▸ PROBLEM TO WORK ON
Check every line of the entries for "年版的第", and copy the lines that hold it.

Dataset entries:
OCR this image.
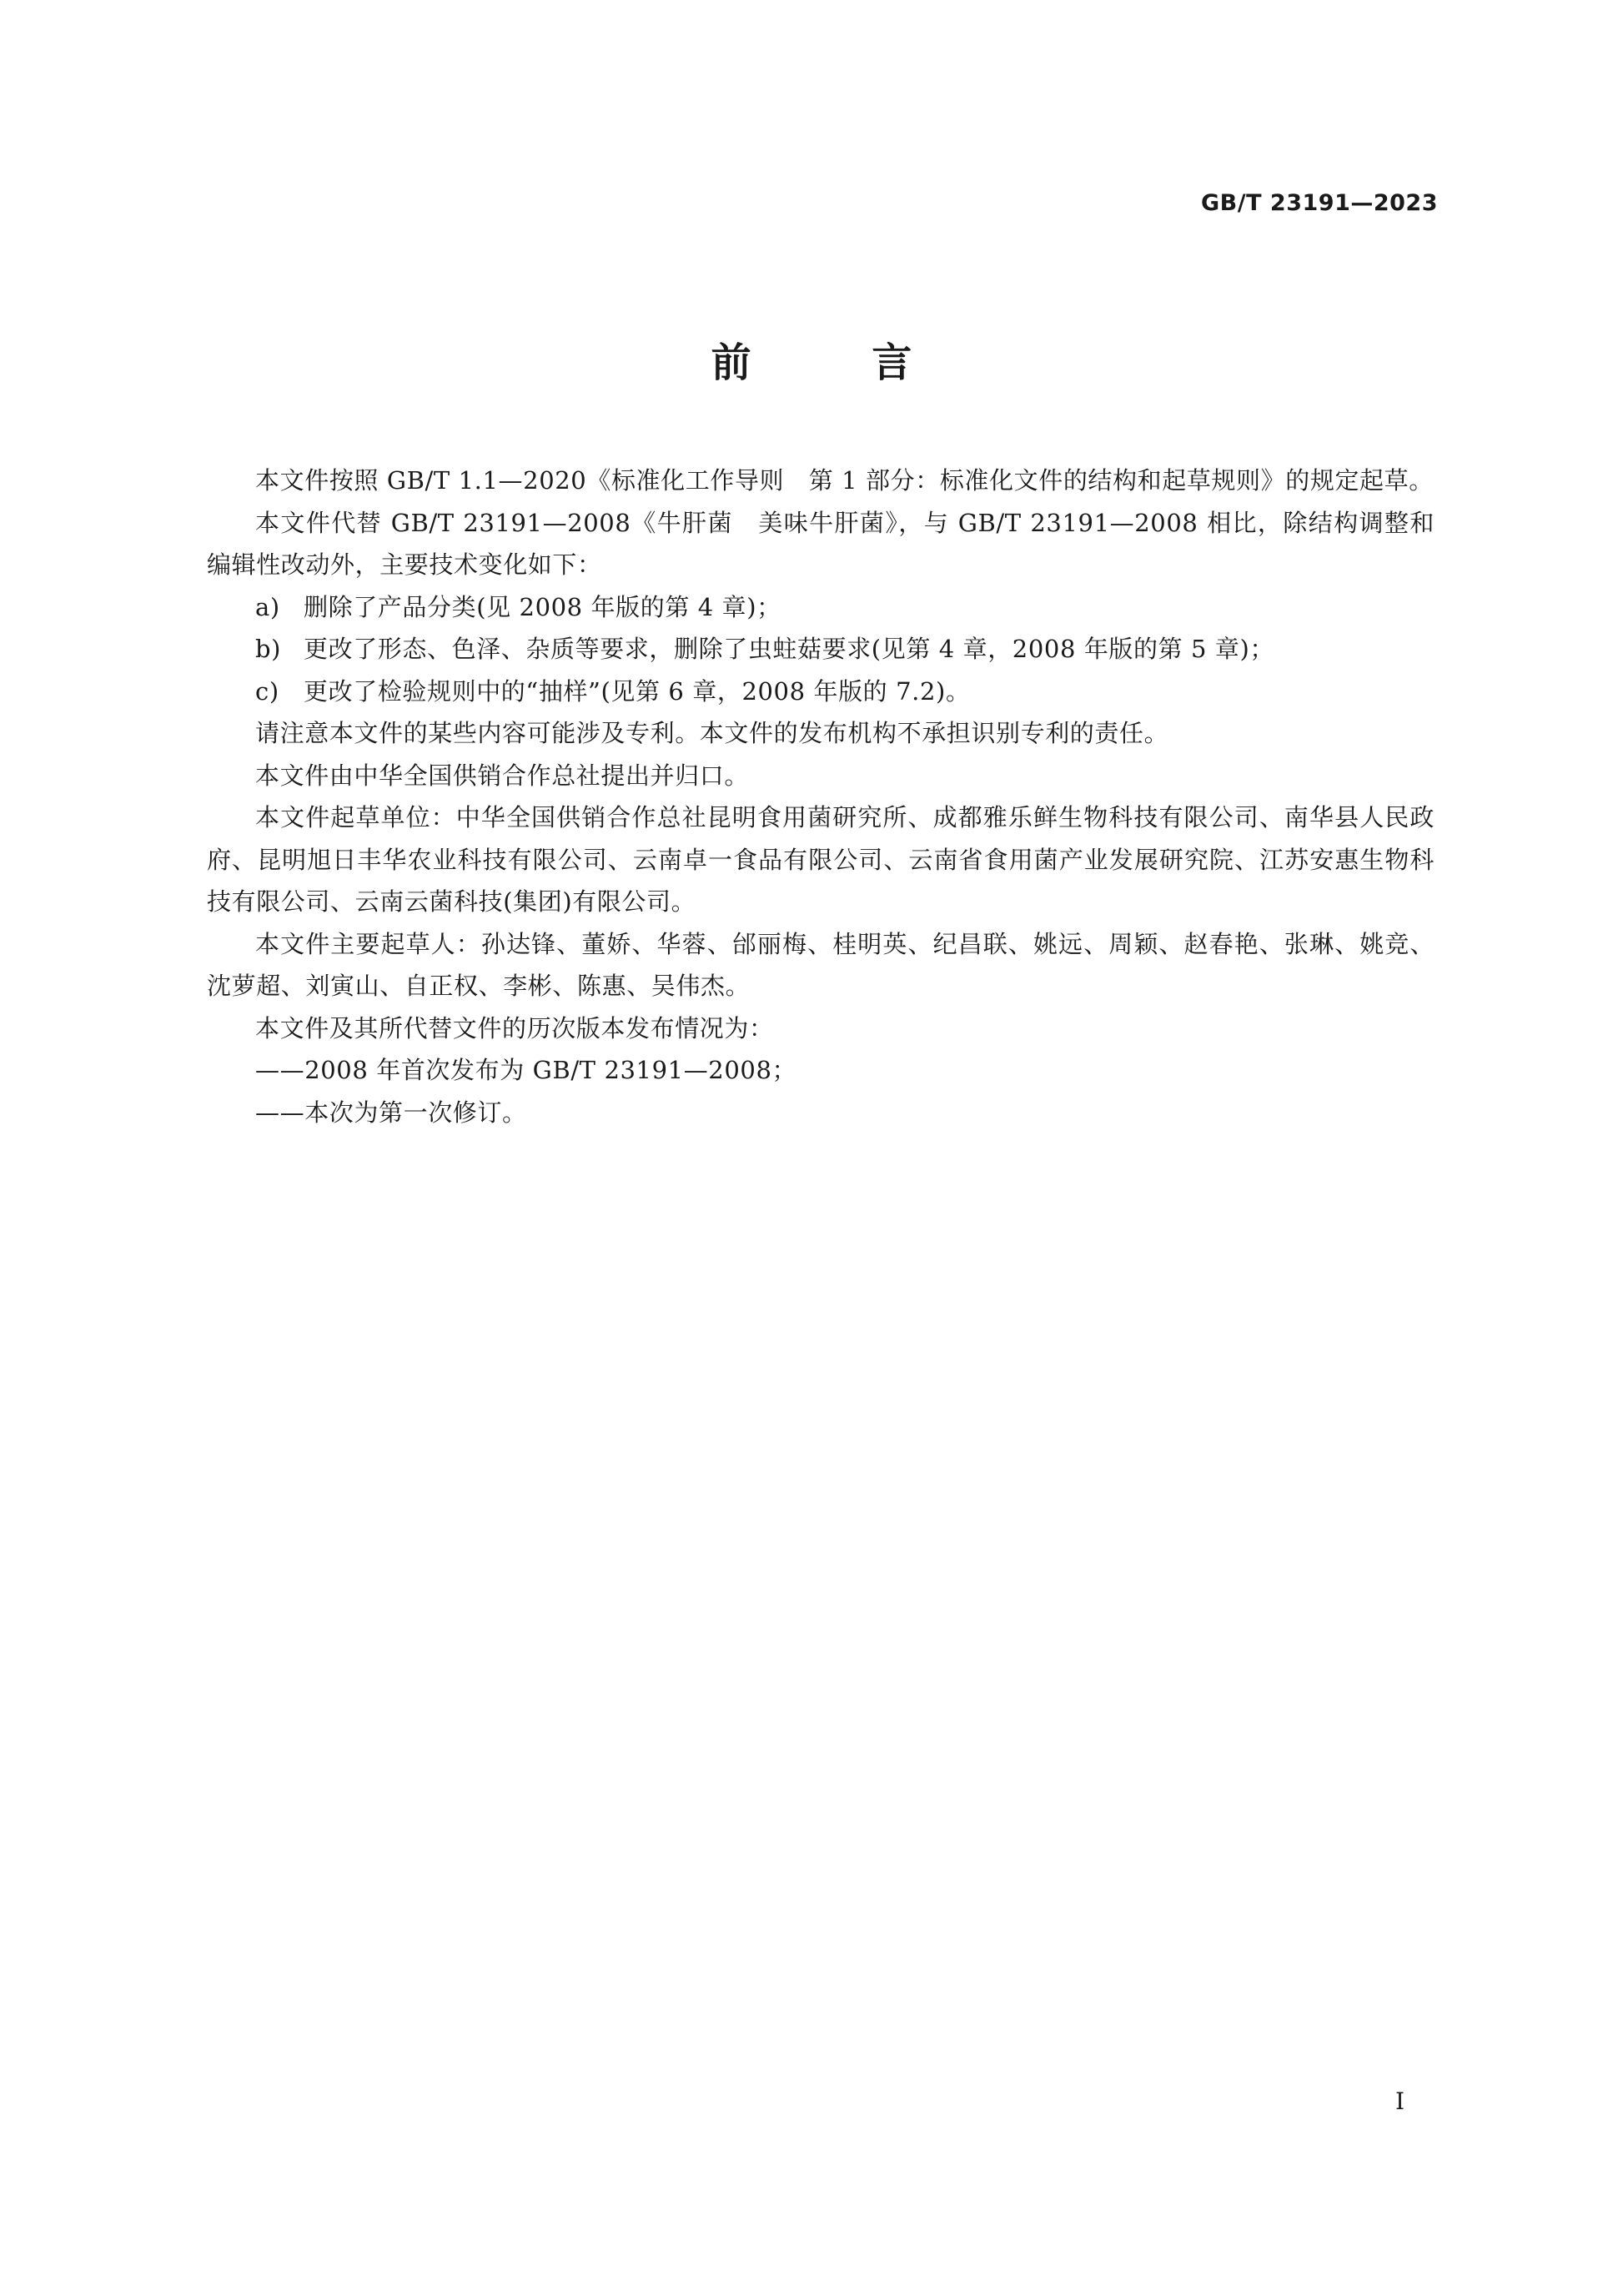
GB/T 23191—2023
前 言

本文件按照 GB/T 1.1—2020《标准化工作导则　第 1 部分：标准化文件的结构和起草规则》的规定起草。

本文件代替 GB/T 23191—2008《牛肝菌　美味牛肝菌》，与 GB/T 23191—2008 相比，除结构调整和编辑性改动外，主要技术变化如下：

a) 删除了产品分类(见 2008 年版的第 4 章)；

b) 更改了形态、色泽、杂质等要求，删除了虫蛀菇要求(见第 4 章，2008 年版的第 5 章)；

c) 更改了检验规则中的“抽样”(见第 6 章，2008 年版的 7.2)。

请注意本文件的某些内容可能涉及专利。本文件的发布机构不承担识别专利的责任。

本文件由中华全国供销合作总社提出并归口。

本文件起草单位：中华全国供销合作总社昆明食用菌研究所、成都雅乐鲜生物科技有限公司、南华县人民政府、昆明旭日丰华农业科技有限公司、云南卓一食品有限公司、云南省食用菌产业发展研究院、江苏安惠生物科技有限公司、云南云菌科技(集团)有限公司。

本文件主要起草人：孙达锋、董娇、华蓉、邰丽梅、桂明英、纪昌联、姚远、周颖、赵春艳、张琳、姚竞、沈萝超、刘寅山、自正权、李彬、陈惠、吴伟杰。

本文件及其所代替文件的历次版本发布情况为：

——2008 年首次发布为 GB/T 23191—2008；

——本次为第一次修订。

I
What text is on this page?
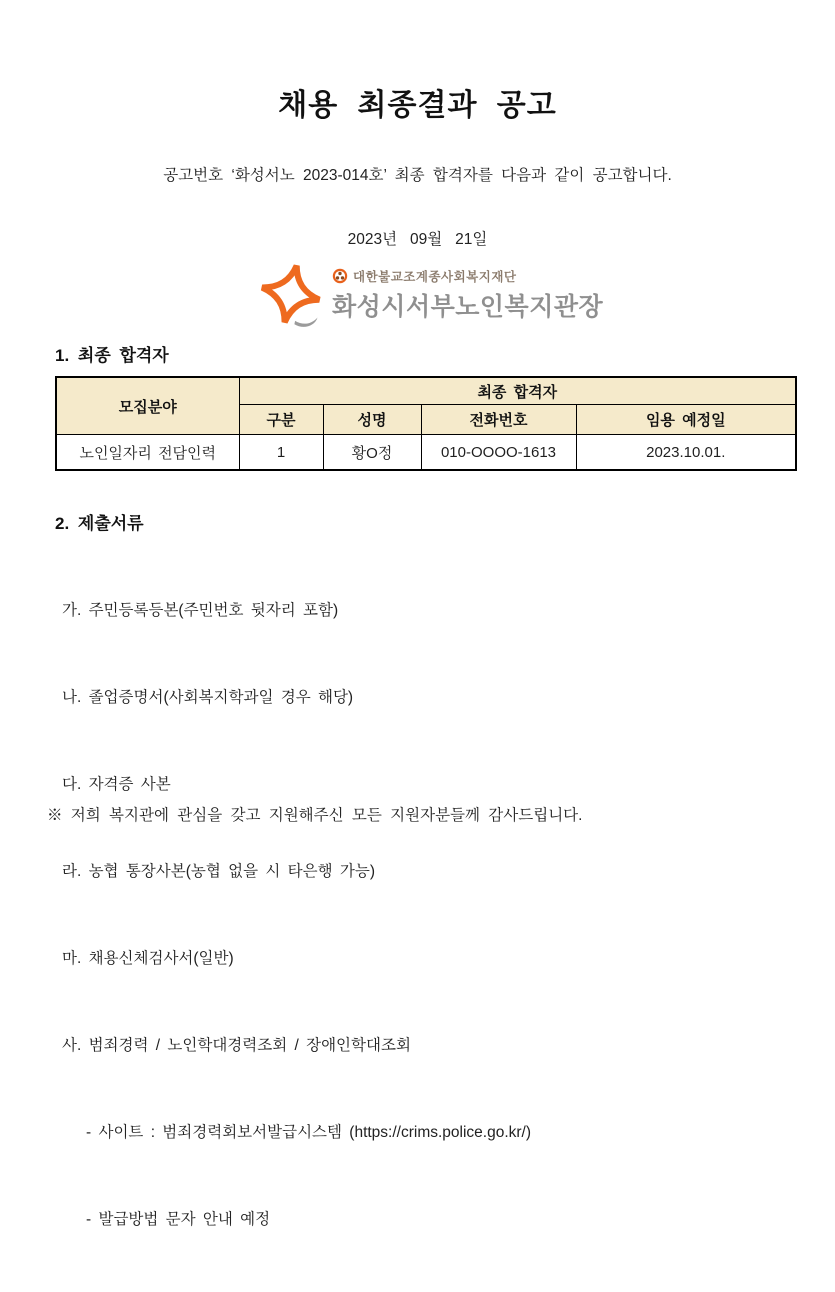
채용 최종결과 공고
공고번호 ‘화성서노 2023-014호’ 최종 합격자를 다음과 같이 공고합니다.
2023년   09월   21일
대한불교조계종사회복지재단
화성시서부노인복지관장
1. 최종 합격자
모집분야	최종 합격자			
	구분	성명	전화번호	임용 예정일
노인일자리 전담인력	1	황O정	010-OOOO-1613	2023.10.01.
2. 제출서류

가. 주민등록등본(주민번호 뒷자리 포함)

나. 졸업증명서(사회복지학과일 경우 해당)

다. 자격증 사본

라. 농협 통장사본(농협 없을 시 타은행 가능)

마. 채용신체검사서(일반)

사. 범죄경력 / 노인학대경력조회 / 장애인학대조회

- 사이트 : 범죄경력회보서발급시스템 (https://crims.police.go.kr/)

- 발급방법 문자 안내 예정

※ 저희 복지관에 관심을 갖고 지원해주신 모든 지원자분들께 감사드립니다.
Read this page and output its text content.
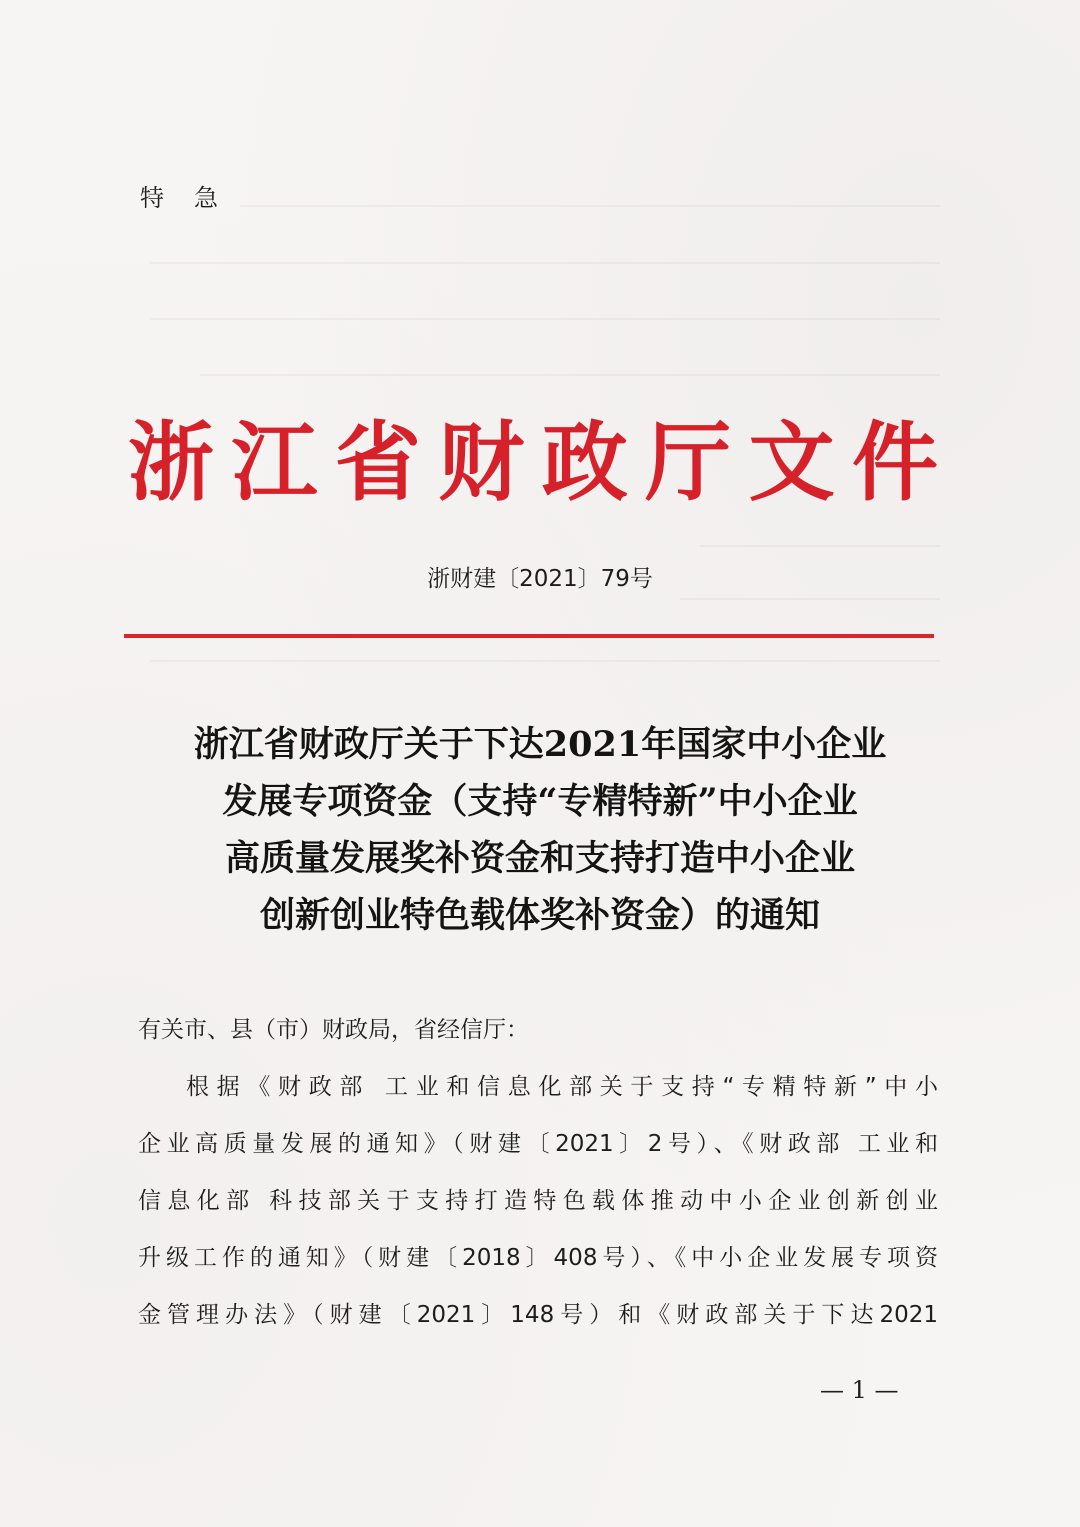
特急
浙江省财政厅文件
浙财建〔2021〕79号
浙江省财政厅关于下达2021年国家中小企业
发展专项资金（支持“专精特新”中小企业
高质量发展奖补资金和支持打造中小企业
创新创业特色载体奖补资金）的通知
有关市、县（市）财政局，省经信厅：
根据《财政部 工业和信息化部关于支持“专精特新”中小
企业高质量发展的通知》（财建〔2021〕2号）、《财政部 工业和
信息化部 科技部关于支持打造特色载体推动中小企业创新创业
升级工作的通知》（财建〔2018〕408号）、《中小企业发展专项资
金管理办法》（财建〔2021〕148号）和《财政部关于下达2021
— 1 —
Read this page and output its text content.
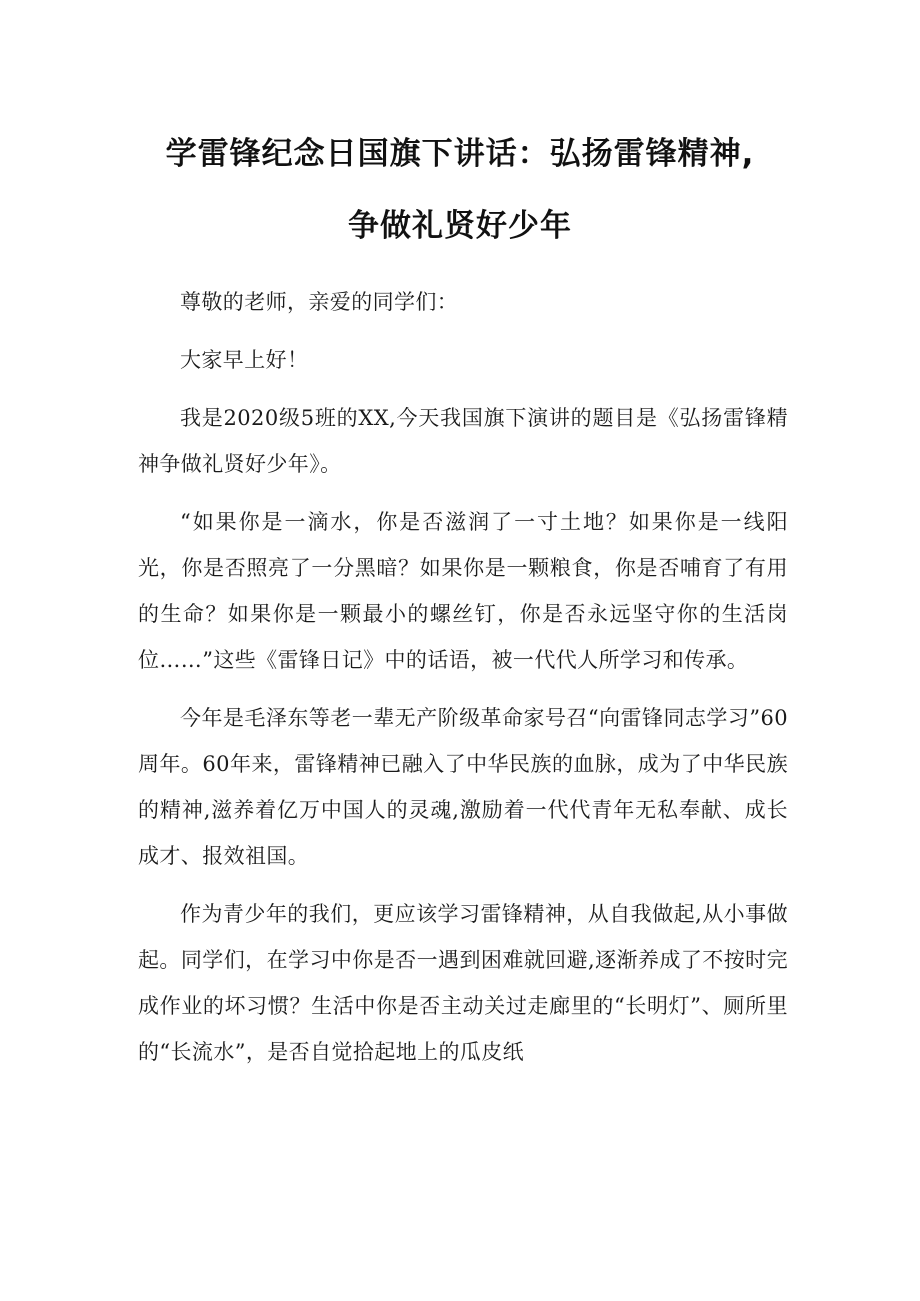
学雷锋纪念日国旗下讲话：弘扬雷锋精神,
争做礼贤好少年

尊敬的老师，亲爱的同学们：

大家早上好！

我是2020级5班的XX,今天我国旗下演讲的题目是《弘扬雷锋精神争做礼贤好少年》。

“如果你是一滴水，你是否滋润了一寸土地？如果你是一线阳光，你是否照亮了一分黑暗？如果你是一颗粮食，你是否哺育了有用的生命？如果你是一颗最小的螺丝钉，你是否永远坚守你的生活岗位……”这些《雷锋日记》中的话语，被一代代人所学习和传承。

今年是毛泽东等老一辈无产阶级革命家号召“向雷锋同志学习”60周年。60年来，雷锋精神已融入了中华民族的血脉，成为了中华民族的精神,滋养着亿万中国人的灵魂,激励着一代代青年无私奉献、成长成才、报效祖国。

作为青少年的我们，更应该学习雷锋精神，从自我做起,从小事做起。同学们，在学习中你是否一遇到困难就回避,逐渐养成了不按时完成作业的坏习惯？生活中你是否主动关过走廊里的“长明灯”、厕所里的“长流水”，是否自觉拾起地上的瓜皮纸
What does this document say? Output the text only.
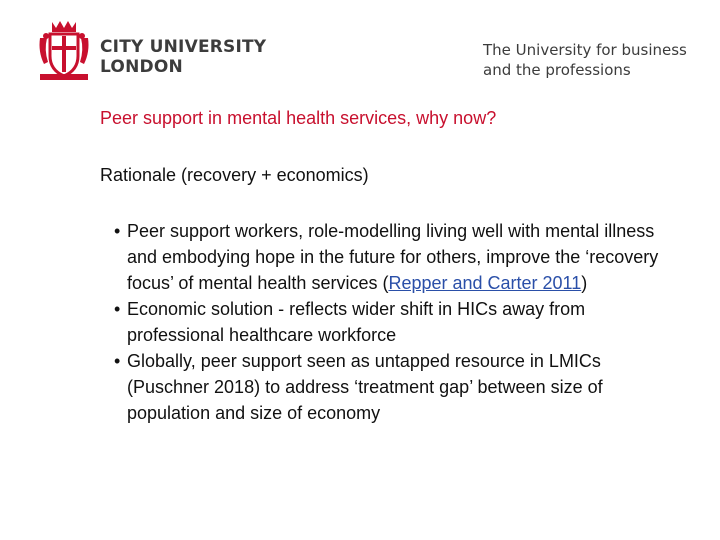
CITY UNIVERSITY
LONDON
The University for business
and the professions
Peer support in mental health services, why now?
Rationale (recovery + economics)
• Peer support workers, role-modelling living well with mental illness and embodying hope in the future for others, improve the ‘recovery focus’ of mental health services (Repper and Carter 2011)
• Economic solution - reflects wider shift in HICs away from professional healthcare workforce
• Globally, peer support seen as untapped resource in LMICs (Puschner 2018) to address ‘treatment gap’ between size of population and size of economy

▸ FINAL ANSWER
a) 删除了产品分类(见 2008 年版的第 4 章)；
b) 更改了形态、色泽、杂质等要求，删除了虫蛀菇要求(见第 4 章，2008 年版的第 5 章)；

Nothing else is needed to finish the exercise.